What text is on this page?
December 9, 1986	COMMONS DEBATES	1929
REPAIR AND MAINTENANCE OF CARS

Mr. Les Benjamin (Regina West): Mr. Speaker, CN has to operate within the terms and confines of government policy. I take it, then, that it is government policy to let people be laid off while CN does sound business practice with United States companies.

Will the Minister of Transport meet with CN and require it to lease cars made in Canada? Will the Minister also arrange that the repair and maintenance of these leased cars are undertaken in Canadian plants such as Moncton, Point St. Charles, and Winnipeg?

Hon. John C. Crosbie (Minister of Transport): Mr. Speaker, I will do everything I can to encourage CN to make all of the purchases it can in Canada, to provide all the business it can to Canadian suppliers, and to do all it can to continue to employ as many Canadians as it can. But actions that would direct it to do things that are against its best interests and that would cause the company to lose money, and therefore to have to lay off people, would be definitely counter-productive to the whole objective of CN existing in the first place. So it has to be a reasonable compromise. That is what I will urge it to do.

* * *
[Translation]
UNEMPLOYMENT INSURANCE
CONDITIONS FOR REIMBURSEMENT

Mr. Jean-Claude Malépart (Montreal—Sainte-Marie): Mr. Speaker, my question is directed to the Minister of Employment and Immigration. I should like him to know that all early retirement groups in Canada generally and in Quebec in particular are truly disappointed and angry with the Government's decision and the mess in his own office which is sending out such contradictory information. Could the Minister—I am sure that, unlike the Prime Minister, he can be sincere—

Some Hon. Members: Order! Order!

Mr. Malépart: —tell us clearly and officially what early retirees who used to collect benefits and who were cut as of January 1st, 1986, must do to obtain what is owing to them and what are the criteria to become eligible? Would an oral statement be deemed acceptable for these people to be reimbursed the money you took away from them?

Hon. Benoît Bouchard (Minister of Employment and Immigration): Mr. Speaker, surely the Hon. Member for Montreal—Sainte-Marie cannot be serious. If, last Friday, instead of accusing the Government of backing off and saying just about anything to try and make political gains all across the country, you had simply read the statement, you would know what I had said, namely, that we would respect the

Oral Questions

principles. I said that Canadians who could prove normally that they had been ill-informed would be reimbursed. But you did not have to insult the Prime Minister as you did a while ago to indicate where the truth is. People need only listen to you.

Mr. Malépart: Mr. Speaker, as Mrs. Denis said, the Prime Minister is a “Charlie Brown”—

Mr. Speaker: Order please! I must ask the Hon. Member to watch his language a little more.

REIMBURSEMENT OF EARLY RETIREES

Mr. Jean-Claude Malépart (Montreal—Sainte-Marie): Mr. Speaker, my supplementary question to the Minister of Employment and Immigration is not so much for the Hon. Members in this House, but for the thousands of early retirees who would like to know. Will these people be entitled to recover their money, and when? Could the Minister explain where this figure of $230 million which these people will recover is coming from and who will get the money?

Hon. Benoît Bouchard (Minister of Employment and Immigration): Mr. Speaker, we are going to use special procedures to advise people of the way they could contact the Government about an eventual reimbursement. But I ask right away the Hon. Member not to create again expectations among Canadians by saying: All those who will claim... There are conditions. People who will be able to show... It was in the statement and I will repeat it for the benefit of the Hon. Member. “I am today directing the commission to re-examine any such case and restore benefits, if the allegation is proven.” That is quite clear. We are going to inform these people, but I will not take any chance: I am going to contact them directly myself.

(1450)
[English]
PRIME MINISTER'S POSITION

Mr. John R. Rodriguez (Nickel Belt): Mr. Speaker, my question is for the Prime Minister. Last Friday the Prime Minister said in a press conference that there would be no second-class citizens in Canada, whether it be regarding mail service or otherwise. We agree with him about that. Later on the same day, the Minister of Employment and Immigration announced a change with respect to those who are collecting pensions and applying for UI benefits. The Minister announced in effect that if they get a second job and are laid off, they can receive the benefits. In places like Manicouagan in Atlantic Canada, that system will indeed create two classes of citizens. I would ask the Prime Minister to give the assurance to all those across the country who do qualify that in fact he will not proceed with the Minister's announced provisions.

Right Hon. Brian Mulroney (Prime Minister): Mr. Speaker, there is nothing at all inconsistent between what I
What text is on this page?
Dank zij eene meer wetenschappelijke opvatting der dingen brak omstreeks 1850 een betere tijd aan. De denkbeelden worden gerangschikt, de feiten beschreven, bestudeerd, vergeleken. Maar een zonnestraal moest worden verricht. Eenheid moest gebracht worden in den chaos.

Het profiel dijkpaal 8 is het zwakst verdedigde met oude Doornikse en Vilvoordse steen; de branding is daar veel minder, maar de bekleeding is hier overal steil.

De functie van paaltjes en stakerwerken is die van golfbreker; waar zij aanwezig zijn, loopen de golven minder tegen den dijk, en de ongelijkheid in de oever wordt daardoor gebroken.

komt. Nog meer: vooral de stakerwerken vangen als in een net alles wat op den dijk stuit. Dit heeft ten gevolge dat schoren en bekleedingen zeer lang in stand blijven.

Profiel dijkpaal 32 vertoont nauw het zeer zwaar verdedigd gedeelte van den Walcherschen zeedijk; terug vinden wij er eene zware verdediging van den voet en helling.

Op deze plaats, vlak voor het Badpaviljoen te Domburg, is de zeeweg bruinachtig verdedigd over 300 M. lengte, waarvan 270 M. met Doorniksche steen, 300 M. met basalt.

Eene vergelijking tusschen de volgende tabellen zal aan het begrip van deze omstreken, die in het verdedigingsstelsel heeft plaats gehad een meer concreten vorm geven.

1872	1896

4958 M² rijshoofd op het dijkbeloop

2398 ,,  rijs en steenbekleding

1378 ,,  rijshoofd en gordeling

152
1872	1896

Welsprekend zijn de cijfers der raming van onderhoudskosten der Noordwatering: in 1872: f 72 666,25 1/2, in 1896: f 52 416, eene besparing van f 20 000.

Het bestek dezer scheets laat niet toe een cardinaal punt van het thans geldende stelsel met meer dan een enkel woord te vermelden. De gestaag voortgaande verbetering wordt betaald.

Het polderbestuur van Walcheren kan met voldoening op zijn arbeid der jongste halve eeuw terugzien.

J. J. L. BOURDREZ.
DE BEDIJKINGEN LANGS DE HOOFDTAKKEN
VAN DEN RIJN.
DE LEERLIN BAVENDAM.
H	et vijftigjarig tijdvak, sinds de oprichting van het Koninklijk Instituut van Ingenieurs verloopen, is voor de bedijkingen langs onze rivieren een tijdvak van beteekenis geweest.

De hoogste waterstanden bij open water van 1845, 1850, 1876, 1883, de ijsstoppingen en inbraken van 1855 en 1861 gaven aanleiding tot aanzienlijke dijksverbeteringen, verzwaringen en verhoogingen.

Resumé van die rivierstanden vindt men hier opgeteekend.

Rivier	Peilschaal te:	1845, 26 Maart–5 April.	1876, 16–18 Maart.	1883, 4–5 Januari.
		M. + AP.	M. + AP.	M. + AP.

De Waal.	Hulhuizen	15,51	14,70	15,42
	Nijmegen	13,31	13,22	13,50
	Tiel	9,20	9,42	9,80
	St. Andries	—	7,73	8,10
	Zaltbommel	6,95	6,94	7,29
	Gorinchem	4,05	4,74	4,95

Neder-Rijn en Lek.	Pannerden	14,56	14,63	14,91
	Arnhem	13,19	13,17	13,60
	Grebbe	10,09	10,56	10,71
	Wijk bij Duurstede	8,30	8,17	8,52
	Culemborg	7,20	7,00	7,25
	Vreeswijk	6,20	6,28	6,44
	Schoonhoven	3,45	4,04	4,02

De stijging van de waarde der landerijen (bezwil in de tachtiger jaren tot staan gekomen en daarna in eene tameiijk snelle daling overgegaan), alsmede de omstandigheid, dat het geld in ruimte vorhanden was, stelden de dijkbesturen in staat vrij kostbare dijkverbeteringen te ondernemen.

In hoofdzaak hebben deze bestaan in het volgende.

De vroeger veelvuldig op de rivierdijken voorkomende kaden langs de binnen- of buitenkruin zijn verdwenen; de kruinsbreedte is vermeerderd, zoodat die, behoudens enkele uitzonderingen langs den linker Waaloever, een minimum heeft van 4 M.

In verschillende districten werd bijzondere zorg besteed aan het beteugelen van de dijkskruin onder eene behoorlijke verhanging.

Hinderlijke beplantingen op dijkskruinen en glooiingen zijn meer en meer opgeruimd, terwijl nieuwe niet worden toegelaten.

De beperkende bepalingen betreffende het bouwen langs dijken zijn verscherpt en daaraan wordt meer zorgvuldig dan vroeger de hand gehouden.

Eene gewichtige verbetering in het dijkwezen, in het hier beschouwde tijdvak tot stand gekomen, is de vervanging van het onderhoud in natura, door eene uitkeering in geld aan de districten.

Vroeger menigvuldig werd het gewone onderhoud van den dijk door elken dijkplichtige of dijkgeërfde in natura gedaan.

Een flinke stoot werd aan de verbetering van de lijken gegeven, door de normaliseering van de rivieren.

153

- _EXERCISE INSTRUCTIONS_:
Show all lines in the entries above where the string "Order" appears.

- _RIGHT ANSWER_:
Some Hon. Members: Order! Order!
Mr. Speaker: Order please! I must ask the Hon. Member to watch his language a little more.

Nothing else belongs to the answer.